[What is required] Copy out all lines where "싱어송라이터" appears.

Stored records
▬▬▬▬▬▬▬▬▬▬
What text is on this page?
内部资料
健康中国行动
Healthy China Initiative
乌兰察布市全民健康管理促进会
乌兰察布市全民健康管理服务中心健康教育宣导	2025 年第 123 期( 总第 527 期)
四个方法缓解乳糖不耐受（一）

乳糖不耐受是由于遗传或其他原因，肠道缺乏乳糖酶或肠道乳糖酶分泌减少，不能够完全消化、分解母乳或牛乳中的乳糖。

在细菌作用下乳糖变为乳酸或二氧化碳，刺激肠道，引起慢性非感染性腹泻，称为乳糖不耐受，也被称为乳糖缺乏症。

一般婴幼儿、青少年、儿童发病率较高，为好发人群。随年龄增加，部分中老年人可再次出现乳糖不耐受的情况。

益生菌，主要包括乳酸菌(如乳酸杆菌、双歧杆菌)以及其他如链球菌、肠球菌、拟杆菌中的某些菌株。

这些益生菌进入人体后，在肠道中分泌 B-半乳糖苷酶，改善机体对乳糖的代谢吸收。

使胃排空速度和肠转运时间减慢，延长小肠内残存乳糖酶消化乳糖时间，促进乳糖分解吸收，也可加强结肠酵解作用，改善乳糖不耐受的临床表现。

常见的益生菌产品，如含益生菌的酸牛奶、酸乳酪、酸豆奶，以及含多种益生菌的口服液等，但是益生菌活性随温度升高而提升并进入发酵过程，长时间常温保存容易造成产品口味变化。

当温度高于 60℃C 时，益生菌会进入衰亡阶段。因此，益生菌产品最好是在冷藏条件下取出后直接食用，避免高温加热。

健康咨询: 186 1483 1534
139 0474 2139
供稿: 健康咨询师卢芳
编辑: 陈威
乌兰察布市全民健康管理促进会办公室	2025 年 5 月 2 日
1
▬▬▬▬▬▬▬▬▬▬
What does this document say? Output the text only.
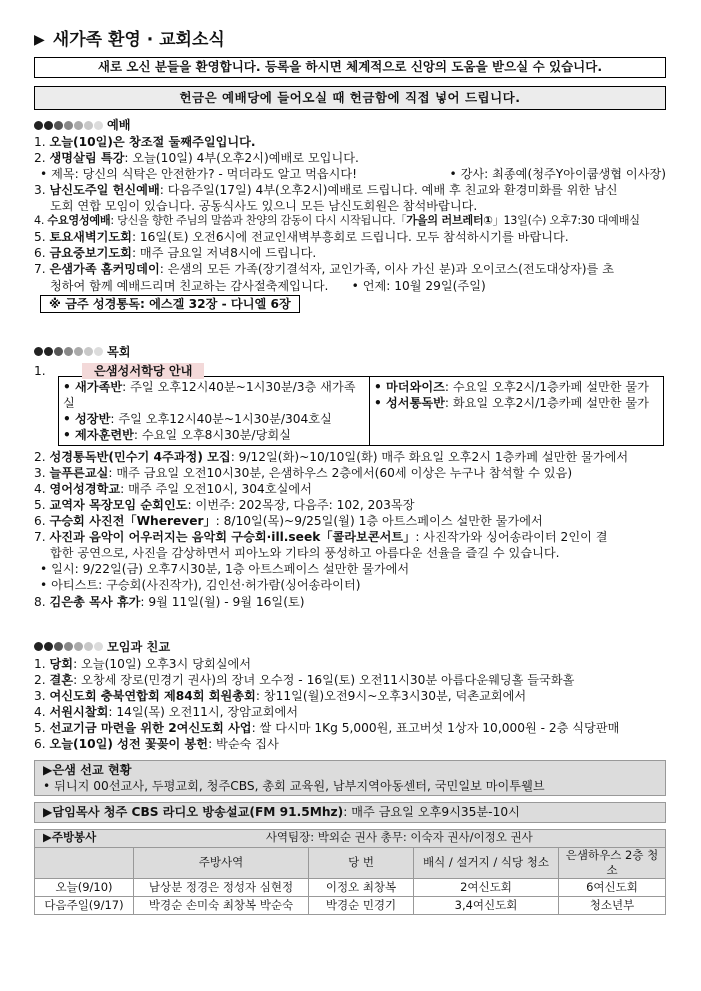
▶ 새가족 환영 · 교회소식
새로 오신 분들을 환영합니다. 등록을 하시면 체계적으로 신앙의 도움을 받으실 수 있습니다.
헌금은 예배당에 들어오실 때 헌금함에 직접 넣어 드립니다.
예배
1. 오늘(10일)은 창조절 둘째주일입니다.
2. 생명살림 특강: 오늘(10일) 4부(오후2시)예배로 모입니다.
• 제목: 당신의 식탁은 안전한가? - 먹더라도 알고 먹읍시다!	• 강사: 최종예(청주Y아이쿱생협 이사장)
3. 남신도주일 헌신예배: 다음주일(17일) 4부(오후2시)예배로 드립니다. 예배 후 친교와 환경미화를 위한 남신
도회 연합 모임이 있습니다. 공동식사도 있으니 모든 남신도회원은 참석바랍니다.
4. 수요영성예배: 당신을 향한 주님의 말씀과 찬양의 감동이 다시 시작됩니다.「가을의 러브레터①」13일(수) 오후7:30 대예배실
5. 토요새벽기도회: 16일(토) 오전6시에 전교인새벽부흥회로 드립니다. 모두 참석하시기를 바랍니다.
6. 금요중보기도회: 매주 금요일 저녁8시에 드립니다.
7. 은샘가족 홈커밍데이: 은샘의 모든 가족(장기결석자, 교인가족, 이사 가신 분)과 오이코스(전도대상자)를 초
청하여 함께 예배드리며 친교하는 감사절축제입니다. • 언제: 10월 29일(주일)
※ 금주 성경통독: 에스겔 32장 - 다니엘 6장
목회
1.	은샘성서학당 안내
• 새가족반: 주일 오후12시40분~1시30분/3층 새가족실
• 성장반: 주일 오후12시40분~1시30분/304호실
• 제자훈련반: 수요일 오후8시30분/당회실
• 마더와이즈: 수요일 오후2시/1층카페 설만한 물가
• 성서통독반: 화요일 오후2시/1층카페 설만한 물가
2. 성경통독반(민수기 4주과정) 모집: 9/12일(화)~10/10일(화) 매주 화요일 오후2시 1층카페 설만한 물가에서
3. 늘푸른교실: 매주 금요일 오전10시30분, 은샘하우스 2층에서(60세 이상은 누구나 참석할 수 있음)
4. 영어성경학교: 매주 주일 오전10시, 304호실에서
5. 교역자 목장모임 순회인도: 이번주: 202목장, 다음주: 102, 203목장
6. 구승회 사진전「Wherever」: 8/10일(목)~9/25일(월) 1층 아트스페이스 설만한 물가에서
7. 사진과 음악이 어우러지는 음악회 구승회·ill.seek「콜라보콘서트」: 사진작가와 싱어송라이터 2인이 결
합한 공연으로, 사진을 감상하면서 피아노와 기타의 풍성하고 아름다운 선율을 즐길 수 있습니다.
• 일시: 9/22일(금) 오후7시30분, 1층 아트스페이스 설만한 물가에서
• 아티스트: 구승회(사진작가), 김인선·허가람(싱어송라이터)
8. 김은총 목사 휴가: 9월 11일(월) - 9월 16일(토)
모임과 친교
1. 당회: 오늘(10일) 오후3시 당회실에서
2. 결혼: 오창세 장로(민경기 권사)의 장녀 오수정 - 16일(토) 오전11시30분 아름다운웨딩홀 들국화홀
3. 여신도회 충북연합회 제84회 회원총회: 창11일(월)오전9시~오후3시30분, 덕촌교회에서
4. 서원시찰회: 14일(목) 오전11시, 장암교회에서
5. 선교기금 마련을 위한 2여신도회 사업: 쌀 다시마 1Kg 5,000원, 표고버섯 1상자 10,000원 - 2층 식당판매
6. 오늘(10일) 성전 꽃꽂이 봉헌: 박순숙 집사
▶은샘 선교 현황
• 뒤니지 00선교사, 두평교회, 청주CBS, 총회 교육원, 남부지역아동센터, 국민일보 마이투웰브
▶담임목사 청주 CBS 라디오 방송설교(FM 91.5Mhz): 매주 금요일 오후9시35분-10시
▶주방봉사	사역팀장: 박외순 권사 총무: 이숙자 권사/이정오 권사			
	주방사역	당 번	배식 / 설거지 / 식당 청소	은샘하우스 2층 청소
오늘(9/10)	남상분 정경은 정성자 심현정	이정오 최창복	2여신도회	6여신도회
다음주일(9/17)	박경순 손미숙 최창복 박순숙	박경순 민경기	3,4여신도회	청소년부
▬▬▬▬▬▬▬▬▬▬
[Solution for this exercise]
7. 사진과 음악이 어우러지는 음악회 구승회·ill.seek「콜라보콘서트」: 사진작가와 싱어송라이터 2인이 결
• 아티스트: 구승회(사진작가), 김인선·허가람(싱어송라이터)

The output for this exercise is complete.